Give the number of lines containing the word "name" and nothing more.

- Information supplied
=====

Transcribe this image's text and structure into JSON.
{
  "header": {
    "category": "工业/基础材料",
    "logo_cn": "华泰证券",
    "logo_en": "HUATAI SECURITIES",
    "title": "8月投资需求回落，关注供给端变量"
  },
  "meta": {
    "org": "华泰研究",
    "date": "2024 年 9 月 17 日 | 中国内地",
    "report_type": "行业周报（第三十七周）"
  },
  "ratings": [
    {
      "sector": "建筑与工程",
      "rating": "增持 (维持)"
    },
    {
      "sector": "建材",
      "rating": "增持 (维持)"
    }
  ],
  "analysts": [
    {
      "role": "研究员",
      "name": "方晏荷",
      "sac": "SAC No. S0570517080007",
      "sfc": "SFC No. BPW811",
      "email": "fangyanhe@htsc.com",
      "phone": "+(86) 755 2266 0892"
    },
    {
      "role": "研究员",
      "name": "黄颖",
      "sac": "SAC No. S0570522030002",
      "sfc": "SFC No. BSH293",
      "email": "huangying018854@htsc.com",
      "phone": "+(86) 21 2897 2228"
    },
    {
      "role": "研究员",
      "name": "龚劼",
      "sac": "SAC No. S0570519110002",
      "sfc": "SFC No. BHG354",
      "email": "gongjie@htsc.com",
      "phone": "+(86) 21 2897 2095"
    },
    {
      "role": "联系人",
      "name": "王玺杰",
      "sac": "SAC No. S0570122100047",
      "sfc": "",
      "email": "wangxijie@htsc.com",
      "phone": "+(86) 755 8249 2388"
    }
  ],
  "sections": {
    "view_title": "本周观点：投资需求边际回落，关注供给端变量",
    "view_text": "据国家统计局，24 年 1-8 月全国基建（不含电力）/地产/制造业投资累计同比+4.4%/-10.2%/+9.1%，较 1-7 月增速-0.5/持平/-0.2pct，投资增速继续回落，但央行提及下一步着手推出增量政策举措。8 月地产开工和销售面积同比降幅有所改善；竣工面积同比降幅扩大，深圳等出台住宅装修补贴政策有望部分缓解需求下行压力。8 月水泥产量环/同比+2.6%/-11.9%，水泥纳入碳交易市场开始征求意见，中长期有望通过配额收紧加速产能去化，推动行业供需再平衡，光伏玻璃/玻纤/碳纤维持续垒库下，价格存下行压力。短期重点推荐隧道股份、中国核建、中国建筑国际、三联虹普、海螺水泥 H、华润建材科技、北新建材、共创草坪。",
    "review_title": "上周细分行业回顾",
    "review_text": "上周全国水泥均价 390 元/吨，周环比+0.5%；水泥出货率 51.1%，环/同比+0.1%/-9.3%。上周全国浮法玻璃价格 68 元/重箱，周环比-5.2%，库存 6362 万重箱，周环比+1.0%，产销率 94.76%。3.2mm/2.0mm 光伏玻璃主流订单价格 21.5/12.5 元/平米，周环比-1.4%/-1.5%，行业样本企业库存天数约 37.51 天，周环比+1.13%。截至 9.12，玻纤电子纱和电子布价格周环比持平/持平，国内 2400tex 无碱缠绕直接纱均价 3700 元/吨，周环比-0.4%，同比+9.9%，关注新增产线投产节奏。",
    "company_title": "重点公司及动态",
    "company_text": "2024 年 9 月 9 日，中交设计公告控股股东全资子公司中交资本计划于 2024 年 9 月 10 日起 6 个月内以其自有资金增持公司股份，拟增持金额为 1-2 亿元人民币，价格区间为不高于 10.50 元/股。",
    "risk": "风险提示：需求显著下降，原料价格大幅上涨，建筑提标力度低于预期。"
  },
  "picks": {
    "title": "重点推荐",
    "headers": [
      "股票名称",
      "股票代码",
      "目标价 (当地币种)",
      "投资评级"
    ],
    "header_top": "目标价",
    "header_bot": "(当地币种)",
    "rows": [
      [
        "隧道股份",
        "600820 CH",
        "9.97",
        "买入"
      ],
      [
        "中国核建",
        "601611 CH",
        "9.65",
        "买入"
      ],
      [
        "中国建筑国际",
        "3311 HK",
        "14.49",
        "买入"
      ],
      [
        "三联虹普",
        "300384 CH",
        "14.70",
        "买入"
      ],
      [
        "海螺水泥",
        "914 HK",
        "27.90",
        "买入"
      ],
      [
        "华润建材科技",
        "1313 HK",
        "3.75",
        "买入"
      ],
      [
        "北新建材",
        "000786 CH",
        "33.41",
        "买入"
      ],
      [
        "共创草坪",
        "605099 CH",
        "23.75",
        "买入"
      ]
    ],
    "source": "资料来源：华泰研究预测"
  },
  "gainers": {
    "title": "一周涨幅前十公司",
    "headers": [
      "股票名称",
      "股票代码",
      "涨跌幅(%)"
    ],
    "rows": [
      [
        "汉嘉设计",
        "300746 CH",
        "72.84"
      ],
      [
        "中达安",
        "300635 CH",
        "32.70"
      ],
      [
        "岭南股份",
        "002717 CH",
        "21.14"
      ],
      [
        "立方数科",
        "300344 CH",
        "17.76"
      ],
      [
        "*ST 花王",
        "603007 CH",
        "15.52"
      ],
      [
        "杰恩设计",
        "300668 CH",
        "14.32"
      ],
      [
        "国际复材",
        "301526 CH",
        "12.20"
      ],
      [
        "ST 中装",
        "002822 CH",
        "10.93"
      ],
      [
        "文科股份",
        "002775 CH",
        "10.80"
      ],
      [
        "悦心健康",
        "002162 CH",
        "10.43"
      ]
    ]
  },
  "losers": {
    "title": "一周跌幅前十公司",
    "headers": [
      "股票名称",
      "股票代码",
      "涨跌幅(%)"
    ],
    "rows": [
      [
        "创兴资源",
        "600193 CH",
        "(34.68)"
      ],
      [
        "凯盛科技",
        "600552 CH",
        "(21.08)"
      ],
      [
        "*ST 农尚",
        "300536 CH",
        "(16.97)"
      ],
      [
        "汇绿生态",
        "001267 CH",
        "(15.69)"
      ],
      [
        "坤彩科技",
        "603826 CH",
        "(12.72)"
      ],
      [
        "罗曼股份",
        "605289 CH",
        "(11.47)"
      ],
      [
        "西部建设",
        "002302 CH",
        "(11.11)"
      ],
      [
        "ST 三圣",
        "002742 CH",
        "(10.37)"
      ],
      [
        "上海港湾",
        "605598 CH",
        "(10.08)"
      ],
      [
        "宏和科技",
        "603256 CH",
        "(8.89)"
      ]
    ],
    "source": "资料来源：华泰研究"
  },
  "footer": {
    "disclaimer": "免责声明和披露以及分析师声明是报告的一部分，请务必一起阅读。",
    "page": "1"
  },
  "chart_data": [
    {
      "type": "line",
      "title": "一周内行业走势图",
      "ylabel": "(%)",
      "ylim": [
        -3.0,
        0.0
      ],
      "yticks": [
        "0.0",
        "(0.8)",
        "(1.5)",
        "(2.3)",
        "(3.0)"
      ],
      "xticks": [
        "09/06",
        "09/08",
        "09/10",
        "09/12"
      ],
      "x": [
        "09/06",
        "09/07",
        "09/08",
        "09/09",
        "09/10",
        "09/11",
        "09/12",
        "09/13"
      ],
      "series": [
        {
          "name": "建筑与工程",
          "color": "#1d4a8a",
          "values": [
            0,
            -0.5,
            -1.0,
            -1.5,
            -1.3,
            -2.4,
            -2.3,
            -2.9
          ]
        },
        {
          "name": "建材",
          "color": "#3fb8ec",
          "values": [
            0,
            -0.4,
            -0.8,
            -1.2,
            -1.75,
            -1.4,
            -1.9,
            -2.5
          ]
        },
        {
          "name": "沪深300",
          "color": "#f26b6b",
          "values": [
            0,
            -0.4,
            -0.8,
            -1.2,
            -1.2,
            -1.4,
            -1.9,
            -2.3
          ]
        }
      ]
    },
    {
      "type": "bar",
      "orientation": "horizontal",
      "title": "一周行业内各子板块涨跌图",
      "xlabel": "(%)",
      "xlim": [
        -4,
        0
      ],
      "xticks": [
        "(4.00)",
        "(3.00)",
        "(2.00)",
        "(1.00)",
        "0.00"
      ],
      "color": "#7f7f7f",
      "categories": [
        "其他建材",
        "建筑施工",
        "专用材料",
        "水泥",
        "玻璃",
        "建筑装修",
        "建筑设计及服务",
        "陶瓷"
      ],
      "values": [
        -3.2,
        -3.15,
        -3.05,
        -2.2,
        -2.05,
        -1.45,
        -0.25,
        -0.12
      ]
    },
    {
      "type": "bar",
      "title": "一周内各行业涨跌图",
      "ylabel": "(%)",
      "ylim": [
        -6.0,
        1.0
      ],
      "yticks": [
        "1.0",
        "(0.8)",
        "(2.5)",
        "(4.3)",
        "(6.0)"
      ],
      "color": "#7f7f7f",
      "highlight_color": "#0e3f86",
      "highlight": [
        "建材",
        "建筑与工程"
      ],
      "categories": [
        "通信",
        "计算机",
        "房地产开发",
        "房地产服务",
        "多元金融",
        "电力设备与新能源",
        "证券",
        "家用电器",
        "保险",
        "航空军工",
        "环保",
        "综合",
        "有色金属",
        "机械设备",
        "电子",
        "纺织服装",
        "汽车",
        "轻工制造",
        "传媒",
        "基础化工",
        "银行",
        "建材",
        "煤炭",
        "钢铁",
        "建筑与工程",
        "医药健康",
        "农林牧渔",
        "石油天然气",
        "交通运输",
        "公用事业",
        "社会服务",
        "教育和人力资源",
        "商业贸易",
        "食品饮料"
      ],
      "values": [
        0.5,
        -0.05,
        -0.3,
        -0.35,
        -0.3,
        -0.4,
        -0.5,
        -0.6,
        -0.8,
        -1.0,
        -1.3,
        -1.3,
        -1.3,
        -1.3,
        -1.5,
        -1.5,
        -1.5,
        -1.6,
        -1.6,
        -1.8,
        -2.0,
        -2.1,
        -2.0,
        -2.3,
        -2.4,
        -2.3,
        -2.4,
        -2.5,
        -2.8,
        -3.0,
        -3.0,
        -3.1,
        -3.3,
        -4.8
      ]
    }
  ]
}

=====

- Expected output
7